Problem:
Write out all the material exactly. Leave nothing out.

# Task data start

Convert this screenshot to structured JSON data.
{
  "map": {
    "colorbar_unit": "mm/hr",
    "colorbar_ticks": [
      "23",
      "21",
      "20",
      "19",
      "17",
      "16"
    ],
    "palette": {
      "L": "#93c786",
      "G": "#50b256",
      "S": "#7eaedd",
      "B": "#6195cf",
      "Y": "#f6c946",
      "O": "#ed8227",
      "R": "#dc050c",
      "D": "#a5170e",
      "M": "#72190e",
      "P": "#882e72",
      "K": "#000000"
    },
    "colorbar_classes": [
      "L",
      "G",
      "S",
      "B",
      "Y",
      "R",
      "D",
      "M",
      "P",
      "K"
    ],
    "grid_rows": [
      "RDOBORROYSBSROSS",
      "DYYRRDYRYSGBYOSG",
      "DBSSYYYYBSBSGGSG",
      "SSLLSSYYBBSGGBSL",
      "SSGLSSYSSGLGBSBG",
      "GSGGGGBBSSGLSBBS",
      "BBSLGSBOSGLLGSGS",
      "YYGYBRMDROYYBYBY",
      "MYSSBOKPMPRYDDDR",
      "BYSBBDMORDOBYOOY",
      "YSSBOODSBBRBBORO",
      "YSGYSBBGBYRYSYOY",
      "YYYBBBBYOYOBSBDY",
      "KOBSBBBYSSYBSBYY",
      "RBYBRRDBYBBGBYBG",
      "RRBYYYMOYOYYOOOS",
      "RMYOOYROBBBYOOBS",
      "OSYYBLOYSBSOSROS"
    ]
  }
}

# Task data end

The result:
Convert this screenshot to structured JSON data.
{
  "map": {
    "colorbar_unit": "mm/hr",
    "colorbar_ticks": [
      "23",
      "21",
      "20",
      "19",
      "17",
      "16"
    ],
    "palette": {
      "L": "#93c786",
      "G": "#50b256",
      "S": "#7eaedd",
      "B": "#6195cf",
      "Y": "#f6c946",
      "O": "#ed8227",
      "R": "#dc050c",
      "D": "#a5170e",
      "M": "#72190e",
      "P": "#882e72",
      "K": "#000000"
    },
    "colorbar_classes": [
      "L",
      "G",
      "S",
      "B",
      "Y",
      "R",
      "D",
      "M",
      "P",
      "K"
    ],
    "grid_rows": [
      "RDOBORROYSBSROSS",
      "DYYRRDYRYSGBYOSG",
      "DBSSYYYYBSBSGGSG",
      "SSLLSSYYBBSGGBSL",
      "SSGLSSYSSGLGBSBG",
      "GSGGGGBBSSGLSBBS",
      "BBSLGSBOSGLLGSGS",
      "YYGYBRMDROYYBYBY",
      "MYSSBOKPMPRYDDDR",
      "BYSBBDMORDOBYOOY",
      "YSSBOODSBBRBBORO",
      "YSGYSBBGBYRYSYOY",
      "YYYBBBBYOYOBSBDY",
      "KOBSBBBYSSYBSBYY",
      "RBYBRRDBYBBGBYBG",
      "RRBYYYMOYOYYOOOS",
      "RMYOOYROBBBYOOBS",
      "OSYYBLOYSBSOSROS"
    ]
  }
}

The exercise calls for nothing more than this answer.